Exercise brief — Each record needs to be echoed exactly; can you do that?

[start Task material]

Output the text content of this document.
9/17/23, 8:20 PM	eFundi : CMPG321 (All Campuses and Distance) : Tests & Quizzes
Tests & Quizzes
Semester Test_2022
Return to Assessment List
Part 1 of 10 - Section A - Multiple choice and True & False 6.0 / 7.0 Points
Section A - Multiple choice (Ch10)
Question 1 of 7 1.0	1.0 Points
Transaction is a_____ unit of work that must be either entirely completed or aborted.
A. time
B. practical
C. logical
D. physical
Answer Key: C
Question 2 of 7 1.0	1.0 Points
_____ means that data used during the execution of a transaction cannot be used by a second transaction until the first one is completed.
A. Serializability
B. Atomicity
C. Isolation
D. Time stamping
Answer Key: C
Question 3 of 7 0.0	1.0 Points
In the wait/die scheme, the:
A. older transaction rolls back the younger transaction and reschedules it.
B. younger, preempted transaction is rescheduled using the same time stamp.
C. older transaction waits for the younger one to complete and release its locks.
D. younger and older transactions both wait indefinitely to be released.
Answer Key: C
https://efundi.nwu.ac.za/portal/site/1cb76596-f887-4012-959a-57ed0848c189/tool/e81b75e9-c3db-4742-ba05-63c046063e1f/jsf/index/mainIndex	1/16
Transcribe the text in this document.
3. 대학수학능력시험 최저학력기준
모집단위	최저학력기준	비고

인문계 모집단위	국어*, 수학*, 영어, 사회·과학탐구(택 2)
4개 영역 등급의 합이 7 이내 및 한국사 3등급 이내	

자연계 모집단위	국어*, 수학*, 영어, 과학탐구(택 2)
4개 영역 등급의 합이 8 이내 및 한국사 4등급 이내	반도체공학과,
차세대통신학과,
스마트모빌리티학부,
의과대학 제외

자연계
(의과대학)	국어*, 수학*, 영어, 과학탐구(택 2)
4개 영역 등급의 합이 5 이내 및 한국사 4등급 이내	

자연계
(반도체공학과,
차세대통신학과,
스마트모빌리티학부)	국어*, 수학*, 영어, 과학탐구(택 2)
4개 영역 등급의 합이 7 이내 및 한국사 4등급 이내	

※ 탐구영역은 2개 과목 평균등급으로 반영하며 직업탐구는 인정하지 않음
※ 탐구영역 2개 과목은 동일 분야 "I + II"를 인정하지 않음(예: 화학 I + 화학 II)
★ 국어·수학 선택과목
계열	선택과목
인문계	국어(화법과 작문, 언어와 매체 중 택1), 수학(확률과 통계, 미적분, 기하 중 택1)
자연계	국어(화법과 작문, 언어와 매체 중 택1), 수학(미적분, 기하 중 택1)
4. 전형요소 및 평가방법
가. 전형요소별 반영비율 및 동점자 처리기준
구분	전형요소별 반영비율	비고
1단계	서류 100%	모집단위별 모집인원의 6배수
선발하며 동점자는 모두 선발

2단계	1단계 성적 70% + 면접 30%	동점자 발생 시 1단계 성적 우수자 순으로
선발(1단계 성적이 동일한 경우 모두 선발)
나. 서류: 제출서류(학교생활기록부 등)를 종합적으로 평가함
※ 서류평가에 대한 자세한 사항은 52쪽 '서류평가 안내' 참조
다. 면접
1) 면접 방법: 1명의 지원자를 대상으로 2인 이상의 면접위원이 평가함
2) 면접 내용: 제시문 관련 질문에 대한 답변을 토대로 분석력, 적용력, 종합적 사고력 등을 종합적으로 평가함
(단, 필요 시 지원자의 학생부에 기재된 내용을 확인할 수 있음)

[end Task material]

Exercise result —
Output the text content of this document.
9/17/23, 8:20 PM	eFundi : CMPG321 (All Campuses and Distance) : Tests & Quizzes
Tests & Quizzes
Semester Test_2022
Return to Assessment List
Part 1 of 10 - Section A - Multiple choice and True & False 6.0 / 7.0 Points
Section A - Multiple choice (Ch10)
Question 1 of 7 1.0	1.0 Points
Transaction is a_____ unit of work that must be either entirely completed or aborted.
A. time
B. practical
C. logical
D. physical
Answer Key: C
Question 2 of 7 1.0	1.0 Points
_____ means that data used during the execution of a transaction cannot be used by a second transaction until the first one is completed.
A. Serializability
B. Atomicity
C. Isolation
D. Time stamping
Answer Key: C
Question 3 of 7 0.0	1.0 Points
In the wait/die scheme, the:
A. older transaction rolls back the younger transaction and reschedules it.
B. younger, preempted transaction is rescheduled using the same time stamp.
C. older transaction waits for the younger one to complete and release its locks.
D. younger and older transactions both wait indefinitely to be released.
Answer Key: C
https://efundi.nwu.ac.za/portal/site/1cb76596-f887-4012-959a-57ed0848c189/tool/e81b75e9-c3db-4742-ba05-63c046063e1f/jsf/index/mainIndex	1/16
Transcribe the text in this document.
3. 대학수학능력시험 최저학력기준
모집단위	최저학력기준	비고

인문계 모집단위	국어*, 수학*, 영어, 사회·과학탐구(택 2)
4개 영역 등급의 합이 7 이내 및 한국사 3등급 이내	

자연계 모집단위	국어*, 수학*, 영어, 과학탐구(택 2)
4개 영역 등급의 합이 8 이내 및 한국사 4등급 이내	반도체공학과,
차세대통신학과,
스마트모빌리티학부,
의과대학 제외

자연계
(의과대학)	국어*, 수학*, 영어, 과학탐구(택 2)
4개 영역 등급의 합이 5 이내 및 한국사 4등급 이내	

자연계
(반도체공학과,
차세대통신학과,
스마트모빌리티학부)	국어*, 수학*, 영어, 과학탐구(택 2)
4개 영역 등급의 합이 7 이내 및 한국사 4등급 이내	

※ 탐구영역은 2개 과목 평균등급으로 반영하며 직업탐구는 인정하지 않음
※ 탐구영역 2개 과목은 동일 분야 "I + II"를 인정하지 않음(예: 화학 I + 화학 II)
★ 국어·수학 선택과목
계열	선택과목
인문계	국어(화법과 작문, 언어와 매체 중 택1), 수학(확률과 통계, 미적분, 기하 중 택1)
자연계	국어(화법과 작문, 언어와 매체 중 택1), 수학(미적분, 기하 중 택1)
4. 전형요소 및 평가방법
가. 전형요소별 반영비율 및 동점자 처리기준
구분	전형요소별 반영비율	비고
1단계	서류 100%	모집단위별 모집인원의 6배수
선발하며 동점자는 모두 선발

2단계	1단계 성적 70% + 면접 30%	동점자 발생 시 1단계 성적 우수자 순으로
선발(1단계 성적이 동일한 경우 모두 선발)
나. 서류: 제출서류(학교생활기록부 등)를 종합적으로 평가함
※ 서류평가에 대한 자세한 사항은 52쪽 '서류평가 안내' 참조
다. 면접
1) 면접 방법: 1명의 지원자를 대상으로 2인 이상의 면접위원이 평가함
2) 면접 내용: 제시문 관련 질문에 대한 답변을 토대로 분석력, 적용력, 종합적 사고력 등을 종합적으로 평가함
(단, 필요 시 지원자의 학생부에 기재된 내용을 확인할 수 있음)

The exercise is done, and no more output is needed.